Collected data entries:
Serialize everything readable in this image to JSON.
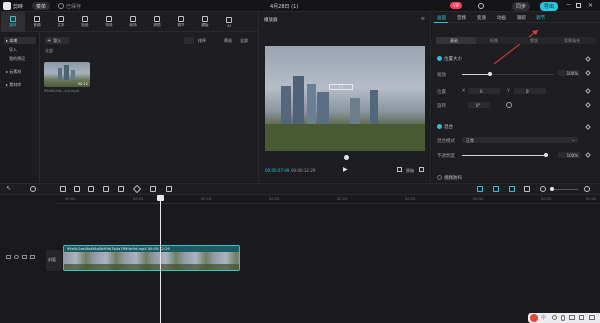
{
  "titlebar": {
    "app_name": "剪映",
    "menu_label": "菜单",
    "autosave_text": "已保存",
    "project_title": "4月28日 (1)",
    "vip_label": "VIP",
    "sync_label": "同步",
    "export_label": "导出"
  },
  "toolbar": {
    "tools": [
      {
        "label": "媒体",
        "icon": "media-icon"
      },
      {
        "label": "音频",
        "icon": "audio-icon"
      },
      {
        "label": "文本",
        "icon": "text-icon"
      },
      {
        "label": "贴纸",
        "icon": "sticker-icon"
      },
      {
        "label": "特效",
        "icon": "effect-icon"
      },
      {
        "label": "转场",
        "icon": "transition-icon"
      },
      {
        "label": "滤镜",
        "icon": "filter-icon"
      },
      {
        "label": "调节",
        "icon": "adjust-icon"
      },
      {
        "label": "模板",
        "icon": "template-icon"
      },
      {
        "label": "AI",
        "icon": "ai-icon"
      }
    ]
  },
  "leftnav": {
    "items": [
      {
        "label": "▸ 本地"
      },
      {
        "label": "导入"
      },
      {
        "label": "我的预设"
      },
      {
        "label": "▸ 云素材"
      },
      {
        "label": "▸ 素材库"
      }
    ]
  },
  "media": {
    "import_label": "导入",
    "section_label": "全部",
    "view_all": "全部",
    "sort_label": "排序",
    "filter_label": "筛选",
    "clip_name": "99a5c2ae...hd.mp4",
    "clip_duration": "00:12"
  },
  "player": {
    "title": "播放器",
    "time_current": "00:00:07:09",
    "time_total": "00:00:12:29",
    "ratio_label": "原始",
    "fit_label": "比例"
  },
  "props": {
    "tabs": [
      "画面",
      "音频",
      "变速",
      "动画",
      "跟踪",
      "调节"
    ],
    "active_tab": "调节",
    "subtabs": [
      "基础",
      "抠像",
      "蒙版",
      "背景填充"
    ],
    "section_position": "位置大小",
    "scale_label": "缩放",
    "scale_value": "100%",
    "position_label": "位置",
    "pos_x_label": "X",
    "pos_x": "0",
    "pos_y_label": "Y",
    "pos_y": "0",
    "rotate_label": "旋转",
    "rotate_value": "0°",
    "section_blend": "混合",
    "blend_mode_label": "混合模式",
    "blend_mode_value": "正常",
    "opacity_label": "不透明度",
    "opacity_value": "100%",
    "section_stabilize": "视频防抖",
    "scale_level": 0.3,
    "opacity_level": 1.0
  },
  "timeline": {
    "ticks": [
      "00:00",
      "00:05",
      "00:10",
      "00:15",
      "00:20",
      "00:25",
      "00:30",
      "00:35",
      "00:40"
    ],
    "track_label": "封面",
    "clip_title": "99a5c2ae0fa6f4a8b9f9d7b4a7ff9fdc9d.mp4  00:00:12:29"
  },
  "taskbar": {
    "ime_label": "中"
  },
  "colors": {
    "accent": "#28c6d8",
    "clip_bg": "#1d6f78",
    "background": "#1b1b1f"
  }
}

> [What you are asked to do]:
Locate the word "icon" in the data above. Copy every line carrying it.

> [Task solution]:
        "icon": "media-icon"
        "icon": "audio-icon"
        "icon": "text-icon"
        "icon": "sticker-icon"
        "icon": "effect-icon"
        "icon": "transition-icon"
        "icon": "filter-icon"
        "icon": "adjust-icon"
        "icon": "template-icon"
        "icon": "ai-icon"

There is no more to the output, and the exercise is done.